* _REQUIRED WORK_
Gather up the lines with the word "nreturn" in them.

* _STORED DATA_
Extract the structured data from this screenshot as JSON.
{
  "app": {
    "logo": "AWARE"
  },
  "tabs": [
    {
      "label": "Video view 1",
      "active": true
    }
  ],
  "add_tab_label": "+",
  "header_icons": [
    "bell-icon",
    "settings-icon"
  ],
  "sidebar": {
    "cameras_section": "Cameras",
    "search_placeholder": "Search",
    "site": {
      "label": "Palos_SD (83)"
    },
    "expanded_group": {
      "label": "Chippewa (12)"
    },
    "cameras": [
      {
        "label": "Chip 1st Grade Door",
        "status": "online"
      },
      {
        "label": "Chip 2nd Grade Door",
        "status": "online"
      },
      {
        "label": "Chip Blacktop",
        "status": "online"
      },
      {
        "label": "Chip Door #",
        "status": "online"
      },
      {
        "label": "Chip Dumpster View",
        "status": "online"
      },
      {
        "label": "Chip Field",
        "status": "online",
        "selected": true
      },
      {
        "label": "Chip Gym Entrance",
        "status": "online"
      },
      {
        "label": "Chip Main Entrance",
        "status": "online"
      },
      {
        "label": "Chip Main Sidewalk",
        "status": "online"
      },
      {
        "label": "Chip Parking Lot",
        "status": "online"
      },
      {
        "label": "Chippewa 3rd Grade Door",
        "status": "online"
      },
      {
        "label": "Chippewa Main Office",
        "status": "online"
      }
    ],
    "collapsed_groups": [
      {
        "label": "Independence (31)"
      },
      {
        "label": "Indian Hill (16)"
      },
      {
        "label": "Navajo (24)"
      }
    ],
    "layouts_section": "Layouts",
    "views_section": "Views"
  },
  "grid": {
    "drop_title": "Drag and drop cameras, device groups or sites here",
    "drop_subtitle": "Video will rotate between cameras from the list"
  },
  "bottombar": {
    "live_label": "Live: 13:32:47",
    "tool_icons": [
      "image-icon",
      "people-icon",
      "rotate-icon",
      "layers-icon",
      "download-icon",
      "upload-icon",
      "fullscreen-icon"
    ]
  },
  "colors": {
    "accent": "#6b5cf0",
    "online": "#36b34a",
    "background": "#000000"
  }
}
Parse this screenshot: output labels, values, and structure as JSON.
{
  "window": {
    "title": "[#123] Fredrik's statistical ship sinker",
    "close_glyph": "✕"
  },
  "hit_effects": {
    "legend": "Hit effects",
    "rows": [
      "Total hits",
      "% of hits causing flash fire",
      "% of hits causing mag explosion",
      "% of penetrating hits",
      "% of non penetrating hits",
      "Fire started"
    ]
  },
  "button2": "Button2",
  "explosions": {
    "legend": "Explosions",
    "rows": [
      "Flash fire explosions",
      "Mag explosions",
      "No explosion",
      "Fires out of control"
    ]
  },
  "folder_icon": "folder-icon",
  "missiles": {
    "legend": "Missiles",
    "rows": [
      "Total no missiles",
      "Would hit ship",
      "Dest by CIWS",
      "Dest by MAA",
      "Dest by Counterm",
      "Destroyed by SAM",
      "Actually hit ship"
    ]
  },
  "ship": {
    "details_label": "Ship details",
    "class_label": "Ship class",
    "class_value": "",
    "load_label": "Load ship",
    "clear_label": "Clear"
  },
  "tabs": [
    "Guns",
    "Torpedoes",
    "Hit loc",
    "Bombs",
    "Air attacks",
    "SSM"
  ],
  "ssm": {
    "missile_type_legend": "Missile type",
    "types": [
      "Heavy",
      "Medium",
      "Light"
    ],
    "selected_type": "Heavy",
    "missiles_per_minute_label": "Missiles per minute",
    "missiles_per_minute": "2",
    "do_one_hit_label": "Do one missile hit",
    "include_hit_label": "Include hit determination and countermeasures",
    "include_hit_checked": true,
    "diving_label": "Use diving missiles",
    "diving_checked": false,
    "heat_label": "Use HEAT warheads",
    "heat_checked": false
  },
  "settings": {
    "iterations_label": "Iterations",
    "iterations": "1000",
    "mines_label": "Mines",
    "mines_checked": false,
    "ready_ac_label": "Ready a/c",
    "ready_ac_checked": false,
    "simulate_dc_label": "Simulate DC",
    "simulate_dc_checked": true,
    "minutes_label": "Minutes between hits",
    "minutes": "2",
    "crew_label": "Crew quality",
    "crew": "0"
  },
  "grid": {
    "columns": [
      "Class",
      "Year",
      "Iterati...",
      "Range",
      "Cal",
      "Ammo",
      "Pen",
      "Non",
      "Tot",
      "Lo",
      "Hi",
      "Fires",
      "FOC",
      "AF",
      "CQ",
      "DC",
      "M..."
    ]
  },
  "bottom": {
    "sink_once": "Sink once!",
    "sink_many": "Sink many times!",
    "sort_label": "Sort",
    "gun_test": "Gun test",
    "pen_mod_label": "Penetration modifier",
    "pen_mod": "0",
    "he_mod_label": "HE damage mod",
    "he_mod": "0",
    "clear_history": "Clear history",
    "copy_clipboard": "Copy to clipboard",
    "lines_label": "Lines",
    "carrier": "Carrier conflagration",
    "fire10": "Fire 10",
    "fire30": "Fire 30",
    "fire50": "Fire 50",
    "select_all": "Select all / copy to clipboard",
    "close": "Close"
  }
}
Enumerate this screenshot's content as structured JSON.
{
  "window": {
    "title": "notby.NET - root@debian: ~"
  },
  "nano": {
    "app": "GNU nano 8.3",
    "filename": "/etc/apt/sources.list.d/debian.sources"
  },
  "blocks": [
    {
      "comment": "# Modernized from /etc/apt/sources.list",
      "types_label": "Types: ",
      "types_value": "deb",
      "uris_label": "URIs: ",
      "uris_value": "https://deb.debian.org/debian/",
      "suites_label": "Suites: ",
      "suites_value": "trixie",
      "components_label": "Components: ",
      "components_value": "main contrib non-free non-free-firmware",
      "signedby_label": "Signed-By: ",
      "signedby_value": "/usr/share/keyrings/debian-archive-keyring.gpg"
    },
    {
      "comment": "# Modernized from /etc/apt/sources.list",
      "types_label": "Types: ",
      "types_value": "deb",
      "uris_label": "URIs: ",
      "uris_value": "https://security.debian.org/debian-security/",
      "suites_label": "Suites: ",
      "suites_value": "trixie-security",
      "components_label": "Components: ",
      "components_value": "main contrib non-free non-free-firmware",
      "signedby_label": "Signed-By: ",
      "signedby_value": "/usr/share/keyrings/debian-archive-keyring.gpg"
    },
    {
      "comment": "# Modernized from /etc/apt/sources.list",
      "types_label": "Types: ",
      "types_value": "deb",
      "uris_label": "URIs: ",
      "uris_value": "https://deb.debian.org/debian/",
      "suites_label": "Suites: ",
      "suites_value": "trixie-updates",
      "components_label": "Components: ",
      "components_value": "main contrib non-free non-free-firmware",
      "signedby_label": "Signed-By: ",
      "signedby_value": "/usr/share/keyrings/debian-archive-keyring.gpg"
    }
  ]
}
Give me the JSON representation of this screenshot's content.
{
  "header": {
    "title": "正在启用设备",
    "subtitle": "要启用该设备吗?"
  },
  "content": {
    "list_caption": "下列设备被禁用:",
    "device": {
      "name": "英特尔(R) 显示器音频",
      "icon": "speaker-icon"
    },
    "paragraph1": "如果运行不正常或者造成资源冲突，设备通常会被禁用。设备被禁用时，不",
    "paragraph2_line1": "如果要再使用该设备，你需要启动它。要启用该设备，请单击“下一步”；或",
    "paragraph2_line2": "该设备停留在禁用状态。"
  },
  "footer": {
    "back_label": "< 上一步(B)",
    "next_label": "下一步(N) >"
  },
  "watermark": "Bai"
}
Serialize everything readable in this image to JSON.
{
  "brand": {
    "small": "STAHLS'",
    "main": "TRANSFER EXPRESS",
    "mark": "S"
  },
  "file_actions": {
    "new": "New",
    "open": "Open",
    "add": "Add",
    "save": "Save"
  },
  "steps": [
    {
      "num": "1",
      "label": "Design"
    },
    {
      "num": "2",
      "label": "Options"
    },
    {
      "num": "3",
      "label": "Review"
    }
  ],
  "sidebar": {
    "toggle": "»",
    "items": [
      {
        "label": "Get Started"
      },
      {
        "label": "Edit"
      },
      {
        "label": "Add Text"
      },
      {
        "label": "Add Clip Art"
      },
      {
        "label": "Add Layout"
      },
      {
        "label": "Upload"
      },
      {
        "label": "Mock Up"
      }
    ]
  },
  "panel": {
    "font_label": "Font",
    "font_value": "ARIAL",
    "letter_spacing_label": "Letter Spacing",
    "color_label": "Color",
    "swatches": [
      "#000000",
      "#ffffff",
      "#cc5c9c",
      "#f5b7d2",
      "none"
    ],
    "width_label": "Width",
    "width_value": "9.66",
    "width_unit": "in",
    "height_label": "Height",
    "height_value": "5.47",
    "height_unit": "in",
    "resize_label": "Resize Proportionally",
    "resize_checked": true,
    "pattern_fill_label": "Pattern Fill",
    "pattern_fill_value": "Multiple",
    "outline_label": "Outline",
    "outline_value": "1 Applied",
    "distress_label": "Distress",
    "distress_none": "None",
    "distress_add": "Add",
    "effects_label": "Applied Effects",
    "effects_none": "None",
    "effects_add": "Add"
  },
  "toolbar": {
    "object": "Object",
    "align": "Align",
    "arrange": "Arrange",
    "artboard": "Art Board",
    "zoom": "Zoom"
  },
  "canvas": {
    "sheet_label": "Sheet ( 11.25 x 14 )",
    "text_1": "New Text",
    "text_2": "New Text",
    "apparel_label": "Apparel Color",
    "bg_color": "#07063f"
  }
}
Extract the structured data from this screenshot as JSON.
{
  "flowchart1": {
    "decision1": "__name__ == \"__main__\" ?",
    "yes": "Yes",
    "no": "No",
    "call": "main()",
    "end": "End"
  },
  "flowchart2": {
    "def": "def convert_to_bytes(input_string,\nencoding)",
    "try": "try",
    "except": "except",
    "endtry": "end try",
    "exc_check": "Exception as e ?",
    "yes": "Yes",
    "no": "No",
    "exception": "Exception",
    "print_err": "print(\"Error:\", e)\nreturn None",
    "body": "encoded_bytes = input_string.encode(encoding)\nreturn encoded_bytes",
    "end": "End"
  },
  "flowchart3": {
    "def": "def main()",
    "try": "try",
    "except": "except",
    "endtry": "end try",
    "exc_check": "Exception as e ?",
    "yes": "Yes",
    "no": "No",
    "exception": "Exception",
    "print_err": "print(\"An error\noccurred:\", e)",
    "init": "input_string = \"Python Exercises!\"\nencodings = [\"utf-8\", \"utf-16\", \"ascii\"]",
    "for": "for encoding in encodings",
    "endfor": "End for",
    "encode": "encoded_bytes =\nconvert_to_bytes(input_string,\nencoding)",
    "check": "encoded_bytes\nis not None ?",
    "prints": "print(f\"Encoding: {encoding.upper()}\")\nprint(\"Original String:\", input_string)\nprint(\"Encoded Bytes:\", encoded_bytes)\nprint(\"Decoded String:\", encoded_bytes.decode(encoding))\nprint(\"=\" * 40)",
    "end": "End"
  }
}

* _EXERCISE RESPONSE_
    "print_err": "print(\"Error:\", e)\nreturn None",
    "body": "encoded_bytes = input_string.encode(encoding)\nreturn encoded_bytes",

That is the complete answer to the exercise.